Figure record listings
* Begin *

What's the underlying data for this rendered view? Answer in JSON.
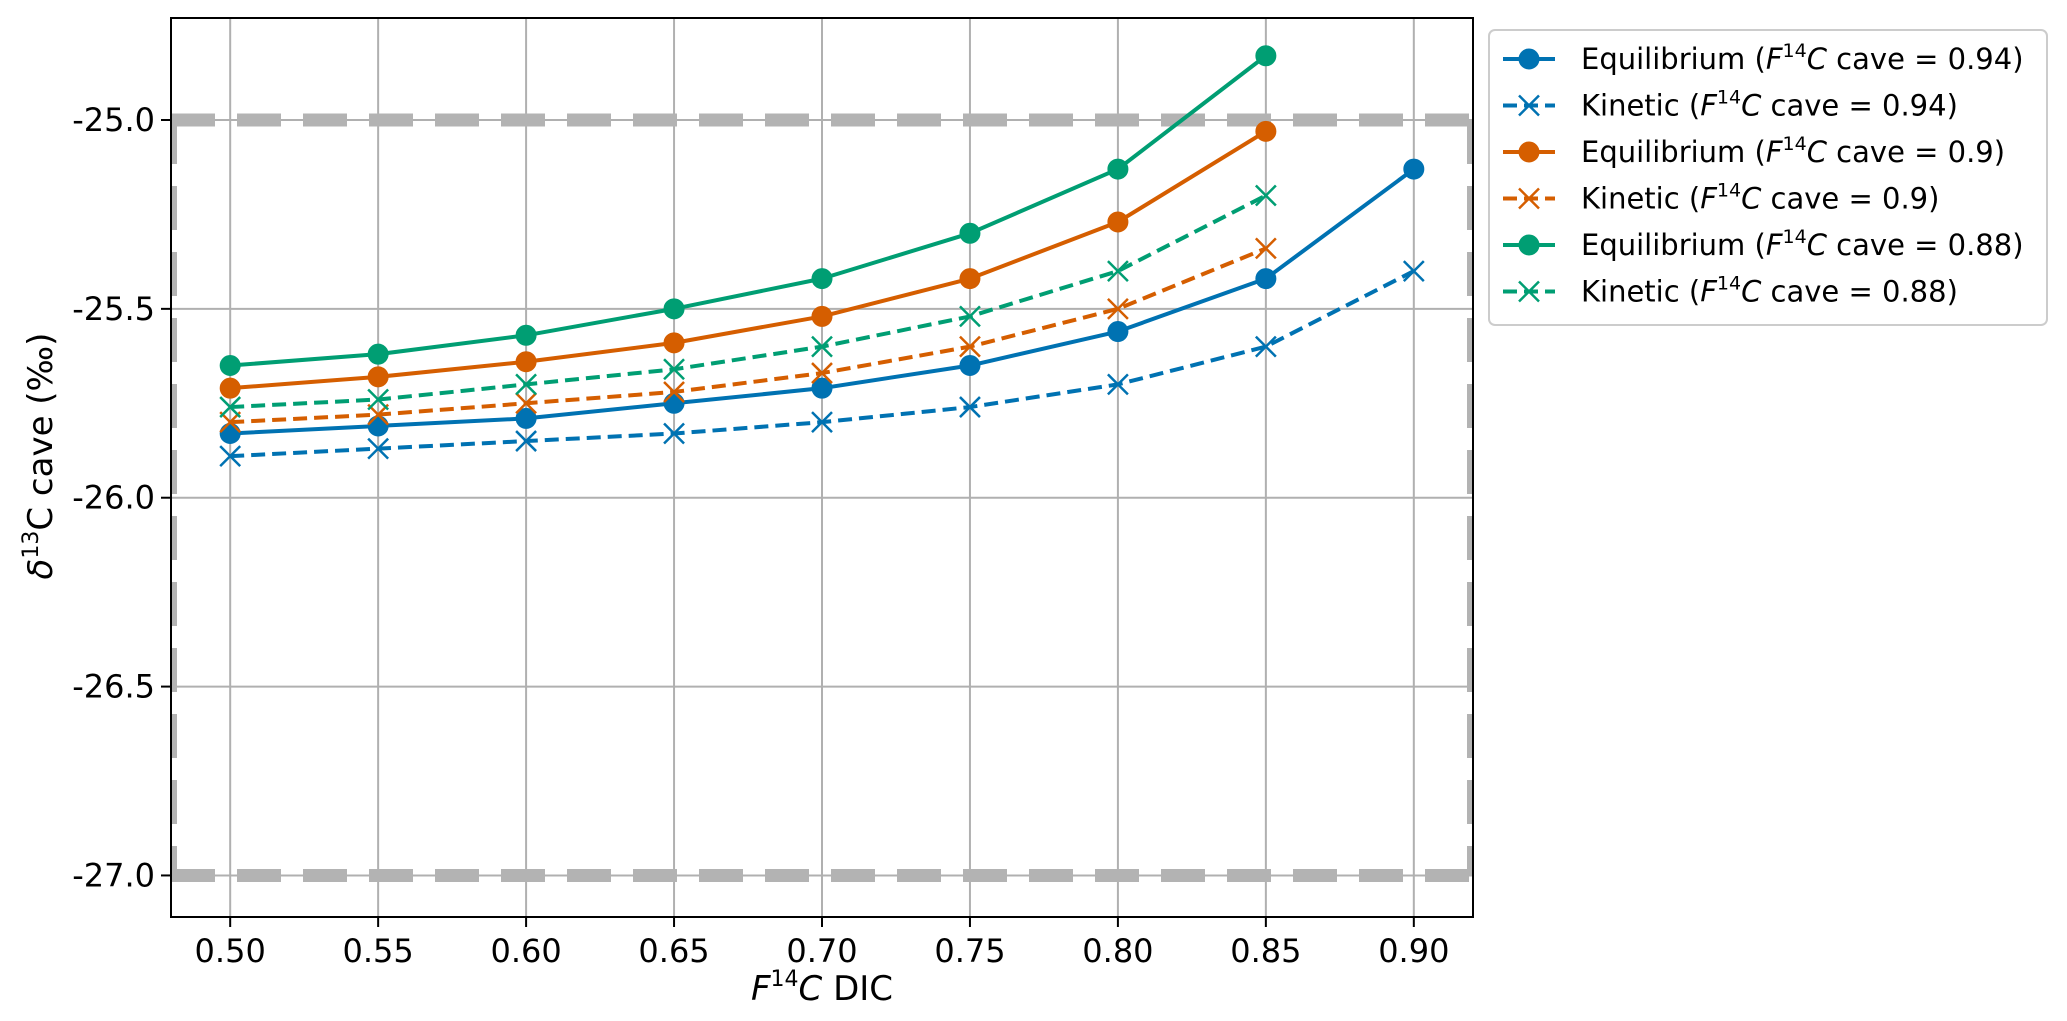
{
  "chart_data": {
    "type": "line",
    "title": "",
    "xlabel_var": "F",
    "xlabel_sup": "14",
    "xlabel_var2": "C",
    "xlabel_rest": " DIC",
    "ylabel_pre": "δ",
    "ylabel_sup": "13",
    "ylabel_rest": "C cave (‰)",
    "xlim": [
      0.48,
      0.92
    ],
    "ylim": [
      -27.11,
      -24.73
    ],
    "x_ticks": [
      "0.50",
      "0.55",
      "0.60",
      "0.65",
      "0.70",
      "0.75",
      "0.80",
      "0.85",
      "0.90"
    ],
    "y_ticks": [
      "-25.0",
      "-25.5",
      "-26.0",
      "-26.5",
      "-27.0"
    ],
    "grid": true,
    "legend_position": "outside-top-right",
    "reference_box": {
      "x": [
        0.48,
        0.92
      ],
      "y": [
        -27.0,
        -25.0
      ],
      "color": "#b3b3b3",
      "style": "dashed"
    },
    "series": [
      {
        "name": "Equilibrium (F14C cave = 0.94)",
        "legend_prefix": "Equilibrium (",
        "legend_var": "F",
        "legend_sup": "14",
        "legend_var2": "C",
        "legend_suffix": " cave = 0.94)",
        "kind": "equilibrium",
        "color": "#0072b2",
        "marker": "circle",
        "line": "solid",
        "x": [
          0.5,
          0.55,
          0.6,
          0.65,
          0.7,
          0.75,
          0.8,
          0.85,
          0.9
        ],
        "y": [
          -25.83,
          -25.81,
          -25.79,
          -25.75,
          -25.71,
          -25.65,
          -25.56,
          -25.42,
          -25.13
        ]
      },
      {
        "name": "Kinetic (F14C cave = 0.94)",
        "legend_prefix": "Kinetic (",
        "legend_var": "F",
        "legend_sup": "14",
        "legend_var2": "C",
        "legend_suffix": " cave = 0.94)",
        "kind": "kinetic",
        "color": "#0072b2",
        "marker": "x",
        "line": "dashed",
        "x": [
          0.5,
          0.55,
          0.6,
          0.65,
          0.7,
          0.75,
          0.8,
          0.85,
          0.9
        ],
        "y": [
          -25.89,
          -25.87,
          -25.85,
          -25.83,
          -25.8,
          -25.76,
          -25.7,
          -25.6,
          -25.4
        ]
      },
      {
        "name": "Equilibrium (F14C cave = 0.9)",
        "legend_prefix": "Equilibrium (",
        "legend_var": "F",
        "legend_sup": "14",
        "legend_var2": "C",
        "legend_suffix": " cave = 0.9)",
        "kind": "equilibrium",
        "color": "#d55e00",
        "marker": "circle",
        "line": "solid",
        "x": [
          0.5,
          0.55,
          0.6,
          0.65,
          0.7,
          0.75,
          0.8,
          0.85
        ],
        "y": [
          -25.71,
          -25.68,
          -25.64,
          -25.59,
          -25.52,
          -25.42,
          -25.27,
          -25.03
        ]
      },
      {
        "name": "Kinetic (F14C cave = 0.9)",
        "legend_prefix": "Kinetic (",
        "legend_var": "F",
        "legend_sup": "14",
        "legend_var2": "C",
        "legend_suffix": " cave = 0.9)",
        "kind": "kinetic",
        "color": "#d55e00",
        "marker": "x",
        "line": "dashed",
        "x": [
          0.5,
          0.55,
          0.6,
          0.65,
          0.7,
          0.75,
          0.8,
          0.85
        ],
        "y": [
          -25.8,
          -25.78,
          -25.75,
          -25.72,
          -25.67,
          -25.6,
          -25.5,
          -25.34
        ]
      },
      {
        "name": "Equilibrium (F14C cave = 0.88)",
        "legend_prefix": "Equilibrium (",
        "legend_var": "F",
        "legend_sup": "14",
        "legend_var2": "C",
        "legend_suffix": " cave = 0.88)",
        "kind": "equilibrium",
        "color": "#009e73",
        "marker": "circle",
        "line": "solid",
        "x": [
          0.5,
          0.55,
          0.6,
          0.65,
          0.7,
          0.75,
          0.8,
          0.85
        ],
        "y": [
          -25.65,
          -25.62,
          -25.57,
          -25.5,
          -25.42,
          -25.3,
          -25.13,
          -24.83
        ]
      },
      {
        "name": "Kinetic (F14C cave = 0.88)",
        "legend_prefix": "Kinetic (",
        "legend_var": "F",
        "legend_sup": "14",
        "legend_var2": "C",
        "legend_suffix": " cave = 0.88)",
        "kind": "kinetic",
        "color": "#009e73",
        "marker": "x",
        "line": "dashed",
        "x": [
          0.5,
          0.55,
          0.6,
          0.65,
          0.7,
          0.75,
          0.8,
          0.85
        ],
        "y": [
          -25.76,
          -25.74,
          -25.7,
          -25.66,
          -25.6,
          -25.52,
          -25.4,
          -25.2
        ]
      }
    ]
  }
}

* End *

- [STATED EXERCISE]: Leave images out of the retyped records; keep all else exact.

- [SOLUTION FOR THIS PROBLEM]:
What's the underlying data for this rendered view? Answer in JSON.
{
  "chart_data": {
    "type": "line",
    "title": "",
    "xlabel_var": "F",
    "xlabel_sup": "14",
    "xlabel_var2": "C",
    "xlabel_rest": " DIC",
    "ylabel_pre": "δ",
    "ylabel_sup": "13",
    "ylabel_rest": "C cave (‰)",
    "xlim": [
      0.48,
      0.92
    ],
    "ylim": [
      -27.11,
      -24.73
    ],
    "x_ticks": [
      "0.50",
      "0.55",
      "0.60",
      "0.65",
      "0.70",
      "0.75",
      "0.80",
      "0.85",
      "0.90"
    ],
    "y_ticks": [
      "-25.0",
      "-25.5",
      "-26.0",
      "-26.5",
      "-27.0"
    ],
    "grid": true,
    "legend_position": "outside-top-right",
    "reference_box": {
      "x": [
        0.48,
        0.92
      ],
      "y": [
        -27.0,
        -25.0
      ],
      "color": "#b3b3b3",
      "style": "dashed"
    },
    "series": [
      {
        "name": "Equilibrium (F14C cave = 0.94)",
        "legend_prefix": "Equilibrium (",
        "legend_var": "F",
        "legend_sup": "14",
        "legend_var2": "C",
        "legend_suffix": " cave = 0.94)",
        "kind": "equilibrium",
        "color": "#0072b2",
        "marker": "circle",
        "line": "solid",
        "x": [
          0.5,
          0.55,
          0.6,
          0.65,
          0.7,
          0.75,
          0.8,
          0.85,
          0.9
        ],
        "y": [
          -25.83,
          -25.81,
          -25.79,
          -25.75,
          -25.71,
          -25.65,
          -25.56,
          -25.42,
          -25.13
        ]
      },
      {
        "name": "Kinetic (F14C cave = 0.94)",
        "legend_prefix": "Kinetic (",
        "legend_var": "F",
        "legend_sup": "14",
        "legend_var2": "C",
        "legend_suffix": " cave = 0.94)",
        "kind": "kinetic",
        "color": "#0072b2",
        "marker": "x",
        "line": "dashed",
        "x": [
          0.5,
          0.55,
          0.6,
          0.65,
          0.7,
          0.75,
          0.8,
          0.85,
          0.9
        ],
        "y": [
          -25.89,
          -25.87,
          -25.85,
          -25.83,
          -25.8,
          -25.76,
          -25.7,
          -25.6,
          -25.4
        ]
      },
      {
        "name": "Equilibrium (F14C cave = 0.9)",
        "legend_prefix": "Equilibrium (",
        "legend_var": "F",
        "legend_sup": "14",
        "legend_var2": "C",
        "legend_suffix": " cave = 0.9)",
        "kind": "equilibrium",
        "color": "#d55e00",
        "marker": "circle",
        "line": "solid",
        "x": [
          0.5,
          0.55,
          0.6,
          0.65,
          0.7,
          0.75,
          0.8,
          0.85
        ],
        "y": [
          -25.71,
          -25.68,
          -25.64,
          -25.59,
          -25.52,
          -25.42,
          -25.27,
          -25.03
        ]
      },
      {
        "name": "Kinetic (F14C cave = 0.9)",
        "legend_prefix": "Kinetic (",
        "legend_var": "F",
        "legend_sup": "14",
        "legend_var2": "C",
        "legend_suffix": " cave = 0.9)",
        "kind": "kinetic",
        "color": "#d55e00",
        "marker": "x",
        "line": "dashed",
        "x": [
          0.5,
          0.55,
          0.6,
          0.65,
          0.7,
          0.75,
          0.8,
          0.85
        ],
        "y": [
          -25.8,
          -25.78,
          -25.75,
          -25.72,
          -25.67,
          -25.6,
          -25.5,
          -25.34
        ]
      },
      {
        "name": "Equilibrium (F14C cave = 0.88)",
        "legend_prefix": "Equilibrium (",
        "legend_var": "F",
        "legend_sup": "14",
        "legend_var2": "C",
        "legend_suffix": " cave = 0.88)",
        "kind": "equilibrium",
        "color": "#009e73",
        "marker": "circle",
        "line": "solid",
        "x": [
          0.5,
          0.55,
          0.6,
          0.65,
          0.7,
          0.75,
          0.8,
          0.85
        ],
        "y": [
          -25.65,
          -25.62,
          -25.57,
          -25.5,
          -25.42,
          -25.3,
          -25.13,
          -24.83
        ]
      },
      {
        "name": "Kinetic (F14C cave = 0.88)",
        "legend_prefix": "Kinetic (",
        "legend_var": "F",
        "legend_sup": "14",
        "legend_var2": "C",
        "legend_suffix": " cave = 0.88)",
        "kind": "kinetic",
        "color": "#009e73",
        "marker": "x",
        "line": "dashed",
        "x": [
          0.5,
          0.55,
          0.6,
          0.65,
          0.7,
          0.75,
          0.8,
          0.85
        ],
        "y": [
          -25.76,
          -25.74,
          -25.7,
          -25.66,
          -25.6,
          -25.52,
          -25.4,
          -25.2
        ]
      }
    ]
  }
}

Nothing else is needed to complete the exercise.